**TASK:** Copy every line of the following data that includes the string "screenshot".

(Dataset entries)
= = = =

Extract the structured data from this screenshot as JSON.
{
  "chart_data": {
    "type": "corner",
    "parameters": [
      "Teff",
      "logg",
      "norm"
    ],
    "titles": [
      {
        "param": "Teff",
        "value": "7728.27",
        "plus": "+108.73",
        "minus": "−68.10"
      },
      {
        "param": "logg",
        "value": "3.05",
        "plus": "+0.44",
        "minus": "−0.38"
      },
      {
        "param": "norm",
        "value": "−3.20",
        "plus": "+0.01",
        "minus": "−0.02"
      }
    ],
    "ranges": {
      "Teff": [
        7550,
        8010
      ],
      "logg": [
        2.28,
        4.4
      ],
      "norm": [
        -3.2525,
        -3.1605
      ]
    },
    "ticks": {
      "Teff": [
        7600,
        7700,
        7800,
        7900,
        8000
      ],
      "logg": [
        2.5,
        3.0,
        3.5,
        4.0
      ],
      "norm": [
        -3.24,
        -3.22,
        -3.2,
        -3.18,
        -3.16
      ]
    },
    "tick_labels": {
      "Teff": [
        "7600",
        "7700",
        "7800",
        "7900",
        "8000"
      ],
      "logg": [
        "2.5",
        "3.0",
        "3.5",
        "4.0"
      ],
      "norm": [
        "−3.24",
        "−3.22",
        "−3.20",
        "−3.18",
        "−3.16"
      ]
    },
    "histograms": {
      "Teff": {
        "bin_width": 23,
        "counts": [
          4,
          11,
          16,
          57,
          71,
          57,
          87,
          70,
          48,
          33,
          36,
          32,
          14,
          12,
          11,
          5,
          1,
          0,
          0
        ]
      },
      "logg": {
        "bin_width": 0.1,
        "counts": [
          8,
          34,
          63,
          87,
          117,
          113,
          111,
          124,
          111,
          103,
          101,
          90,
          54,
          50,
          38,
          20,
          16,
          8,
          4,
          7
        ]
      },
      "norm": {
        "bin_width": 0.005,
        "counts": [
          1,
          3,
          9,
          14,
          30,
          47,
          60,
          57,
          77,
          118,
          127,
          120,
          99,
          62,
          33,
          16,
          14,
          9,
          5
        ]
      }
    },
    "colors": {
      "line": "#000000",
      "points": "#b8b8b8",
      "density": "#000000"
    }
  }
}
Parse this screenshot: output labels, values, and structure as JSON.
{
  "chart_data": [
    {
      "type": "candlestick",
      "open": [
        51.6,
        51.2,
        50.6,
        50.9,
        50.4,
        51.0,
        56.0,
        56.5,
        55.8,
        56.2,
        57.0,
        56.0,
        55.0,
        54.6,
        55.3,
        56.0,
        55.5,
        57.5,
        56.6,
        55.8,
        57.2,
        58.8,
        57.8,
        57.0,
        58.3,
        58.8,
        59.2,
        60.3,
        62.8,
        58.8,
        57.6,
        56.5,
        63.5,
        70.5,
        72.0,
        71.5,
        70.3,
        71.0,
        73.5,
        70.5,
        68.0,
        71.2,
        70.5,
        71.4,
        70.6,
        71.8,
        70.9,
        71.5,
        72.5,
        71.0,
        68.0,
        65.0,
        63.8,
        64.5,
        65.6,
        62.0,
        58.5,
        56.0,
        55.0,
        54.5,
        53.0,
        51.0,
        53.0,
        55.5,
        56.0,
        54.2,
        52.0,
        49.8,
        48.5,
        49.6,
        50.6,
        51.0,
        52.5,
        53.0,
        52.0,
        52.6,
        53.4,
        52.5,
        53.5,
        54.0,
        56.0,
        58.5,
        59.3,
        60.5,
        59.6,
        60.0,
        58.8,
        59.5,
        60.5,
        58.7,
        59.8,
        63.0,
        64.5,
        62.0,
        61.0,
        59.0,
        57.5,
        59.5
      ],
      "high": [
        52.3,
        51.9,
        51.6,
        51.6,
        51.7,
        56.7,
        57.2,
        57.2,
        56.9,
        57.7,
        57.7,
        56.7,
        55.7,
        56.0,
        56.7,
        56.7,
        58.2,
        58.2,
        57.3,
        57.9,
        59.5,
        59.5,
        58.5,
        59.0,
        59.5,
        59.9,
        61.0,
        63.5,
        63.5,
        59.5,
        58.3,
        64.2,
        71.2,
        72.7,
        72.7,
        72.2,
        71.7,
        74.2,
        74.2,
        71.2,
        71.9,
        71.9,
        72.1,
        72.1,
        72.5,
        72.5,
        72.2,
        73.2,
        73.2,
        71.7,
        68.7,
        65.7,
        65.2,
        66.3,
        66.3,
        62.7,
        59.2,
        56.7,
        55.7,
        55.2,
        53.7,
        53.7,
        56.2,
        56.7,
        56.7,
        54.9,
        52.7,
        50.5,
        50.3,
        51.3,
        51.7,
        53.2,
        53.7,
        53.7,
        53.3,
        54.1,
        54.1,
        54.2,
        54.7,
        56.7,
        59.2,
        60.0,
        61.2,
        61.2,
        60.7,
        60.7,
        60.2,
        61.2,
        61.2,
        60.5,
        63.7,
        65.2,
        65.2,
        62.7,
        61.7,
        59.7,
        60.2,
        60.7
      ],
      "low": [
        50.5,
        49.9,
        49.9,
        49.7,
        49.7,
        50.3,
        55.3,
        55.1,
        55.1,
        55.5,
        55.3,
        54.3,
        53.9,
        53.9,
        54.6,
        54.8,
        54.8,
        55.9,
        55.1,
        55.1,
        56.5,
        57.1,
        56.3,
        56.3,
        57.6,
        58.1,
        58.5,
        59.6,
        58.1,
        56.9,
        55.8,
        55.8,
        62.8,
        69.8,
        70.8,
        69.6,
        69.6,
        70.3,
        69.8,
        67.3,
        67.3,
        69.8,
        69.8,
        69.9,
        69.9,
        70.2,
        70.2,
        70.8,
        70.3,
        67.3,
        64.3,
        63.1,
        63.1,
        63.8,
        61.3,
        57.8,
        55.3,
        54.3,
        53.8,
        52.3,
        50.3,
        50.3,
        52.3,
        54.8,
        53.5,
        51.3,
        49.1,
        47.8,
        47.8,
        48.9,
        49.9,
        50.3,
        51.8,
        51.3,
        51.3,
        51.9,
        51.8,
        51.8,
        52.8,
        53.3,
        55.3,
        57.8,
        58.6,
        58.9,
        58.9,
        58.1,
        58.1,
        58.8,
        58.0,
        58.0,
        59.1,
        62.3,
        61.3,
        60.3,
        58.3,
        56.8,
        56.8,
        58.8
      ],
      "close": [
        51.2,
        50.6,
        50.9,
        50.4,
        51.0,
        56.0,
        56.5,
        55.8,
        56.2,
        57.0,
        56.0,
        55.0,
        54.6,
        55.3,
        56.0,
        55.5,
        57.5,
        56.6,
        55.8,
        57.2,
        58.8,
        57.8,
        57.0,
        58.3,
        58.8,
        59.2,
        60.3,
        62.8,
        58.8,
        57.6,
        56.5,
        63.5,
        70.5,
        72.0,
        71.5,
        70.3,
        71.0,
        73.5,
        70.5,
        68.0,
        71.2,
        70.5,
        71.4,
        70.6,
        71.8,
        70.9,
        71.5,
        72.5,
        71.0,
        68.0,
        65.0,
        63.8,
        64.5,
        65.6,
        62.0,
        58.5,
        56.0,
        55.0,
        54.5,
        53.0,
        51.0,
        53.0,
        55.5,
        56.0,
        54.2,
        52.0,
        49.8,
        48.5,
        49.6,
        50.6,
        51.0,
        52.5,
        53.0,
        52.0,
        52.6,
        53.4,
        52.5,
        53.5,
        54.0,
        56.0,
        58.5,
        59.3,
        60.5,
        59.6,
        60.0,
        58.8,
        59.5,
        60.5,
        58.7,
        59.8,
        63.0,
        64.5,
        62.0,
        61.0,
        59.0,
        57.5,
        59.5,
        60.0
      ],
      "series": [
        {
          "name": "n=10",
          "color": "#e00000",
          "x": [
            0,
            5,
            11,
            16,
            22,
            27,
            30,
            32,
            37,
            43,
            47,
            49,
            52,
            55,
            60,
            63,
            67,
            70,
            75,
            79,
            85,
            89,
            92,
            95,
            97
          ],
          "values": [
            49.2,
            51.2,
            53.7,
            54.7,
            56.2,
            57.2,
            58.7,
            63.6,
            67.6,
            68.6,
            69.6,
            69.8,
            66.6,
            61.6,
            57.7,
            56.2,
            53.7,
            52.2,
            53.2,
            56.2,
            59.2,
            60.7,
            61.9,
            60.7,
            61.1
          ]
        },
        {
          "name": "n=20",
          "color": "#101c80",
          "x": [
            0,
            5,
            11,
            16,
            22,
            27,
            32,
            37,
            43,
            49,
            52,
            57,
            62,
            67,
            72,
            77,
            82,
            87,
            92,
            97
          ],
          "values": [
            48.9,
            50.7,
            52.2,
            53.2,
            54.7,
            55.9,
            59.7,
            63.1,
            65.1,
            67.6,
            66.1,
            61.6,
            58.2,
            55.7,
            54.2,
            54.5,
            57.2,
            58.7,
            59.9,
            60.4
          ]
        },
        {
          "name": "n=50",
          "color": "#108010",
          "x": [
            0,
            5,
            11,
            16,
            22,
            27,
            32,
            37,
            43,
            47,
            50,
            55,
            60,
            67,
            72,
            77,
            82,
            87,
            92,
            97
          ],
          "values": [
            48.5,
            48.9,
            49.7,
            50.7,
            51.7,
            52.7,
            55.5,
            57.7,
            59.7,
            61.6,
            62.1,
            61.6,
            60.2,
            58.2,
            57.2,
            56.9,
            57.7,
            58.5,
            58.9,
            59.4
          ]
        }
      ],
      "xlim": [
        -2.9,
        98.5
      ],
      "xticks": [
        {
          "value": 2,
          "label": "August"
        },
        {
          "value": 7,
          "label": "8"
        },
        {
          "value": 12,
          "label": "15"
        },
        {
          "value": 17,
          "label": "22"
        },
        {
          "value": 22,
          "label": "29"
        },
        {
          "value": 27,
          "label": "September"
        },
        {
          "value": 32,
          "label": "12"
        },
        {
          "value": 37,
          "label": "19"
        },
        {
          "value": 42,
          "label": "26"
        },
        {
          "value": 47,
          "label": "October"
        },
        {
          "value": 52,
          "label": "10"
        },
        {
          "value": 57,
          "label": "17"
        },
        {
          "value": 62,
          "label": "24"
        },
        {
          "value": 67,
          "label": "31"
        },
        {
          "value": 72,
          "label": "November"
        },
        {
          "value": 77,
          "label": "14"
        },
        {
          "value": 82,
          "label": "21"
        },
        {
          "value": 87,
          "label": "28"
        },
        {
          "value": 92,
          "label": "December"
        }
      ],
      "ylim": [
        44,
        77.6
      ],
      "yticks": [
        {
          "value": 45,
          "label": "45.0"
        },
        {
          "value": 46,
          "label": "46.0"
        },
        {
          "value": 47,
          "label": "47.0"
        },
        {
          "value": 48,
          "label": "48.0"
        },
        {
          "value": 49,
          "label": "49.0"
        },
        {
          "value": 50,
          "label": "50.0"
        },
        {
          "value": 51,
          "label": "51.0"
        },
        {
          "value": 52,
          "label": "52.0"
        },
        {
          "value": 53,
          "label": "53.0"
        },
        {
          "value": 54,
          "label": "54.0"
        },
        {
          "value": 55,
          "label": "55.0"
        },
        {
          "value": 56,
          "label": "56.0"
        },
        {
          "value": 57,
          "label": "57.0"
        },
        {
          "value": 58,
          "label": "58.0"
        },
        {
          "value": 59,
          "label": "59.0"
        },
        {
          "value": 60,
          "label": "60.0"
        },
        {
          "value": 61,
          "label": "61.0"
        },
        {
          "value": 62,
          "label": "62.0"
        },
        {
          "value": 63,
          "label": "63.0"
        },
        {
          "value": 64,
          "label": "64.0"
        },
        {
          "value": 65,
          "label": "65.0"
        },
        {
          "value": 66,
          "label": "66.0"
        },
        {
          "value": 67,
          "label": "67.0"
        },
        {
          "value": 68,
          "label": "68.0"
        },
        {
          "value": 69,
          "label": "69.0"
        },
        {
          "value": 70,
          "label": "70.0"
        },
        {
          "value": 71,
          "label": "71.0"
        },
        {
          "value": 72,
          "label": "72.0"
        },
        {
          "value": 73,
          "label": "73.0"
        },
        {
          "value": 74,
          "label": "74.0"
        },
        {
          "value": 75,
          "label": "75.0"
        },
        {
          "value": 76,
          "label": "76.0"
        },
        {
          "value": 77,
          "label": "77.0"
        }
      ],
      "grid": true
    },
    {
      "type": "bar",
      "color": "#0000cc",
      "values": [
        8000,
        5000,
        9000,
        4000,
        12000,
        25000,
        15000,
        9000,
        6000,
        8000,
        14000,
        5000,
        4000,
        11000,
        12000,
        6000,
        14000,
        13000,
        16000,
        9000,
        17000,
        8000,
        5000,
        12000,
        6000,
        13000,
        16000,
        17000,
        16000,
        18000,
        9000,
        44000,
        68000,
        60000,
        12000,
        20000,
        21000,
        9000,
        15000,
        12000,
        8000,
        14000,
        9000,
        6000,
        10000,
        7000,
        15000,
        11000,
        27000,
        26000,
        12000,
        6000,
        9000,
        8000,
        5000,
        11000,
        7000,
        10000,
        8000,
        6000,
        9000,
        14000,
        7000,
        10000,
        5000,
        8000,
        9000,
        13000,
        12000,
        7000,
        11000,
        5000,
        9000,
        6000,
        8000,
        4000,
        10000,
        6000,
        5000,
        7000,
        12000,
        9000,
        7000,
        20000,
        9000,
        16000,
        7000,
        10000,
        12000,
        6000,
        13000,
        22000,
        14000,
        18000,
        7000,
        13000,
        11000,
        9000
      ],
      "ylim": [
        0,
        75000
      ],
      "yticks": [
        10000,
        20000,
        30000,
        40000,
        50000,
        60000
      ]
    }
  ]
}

= = = =

**TASK OUTPUT:**
Extract the structured data from this screenshot as JSON.
Parse this screenshot: output labels, values, and structure as JSON.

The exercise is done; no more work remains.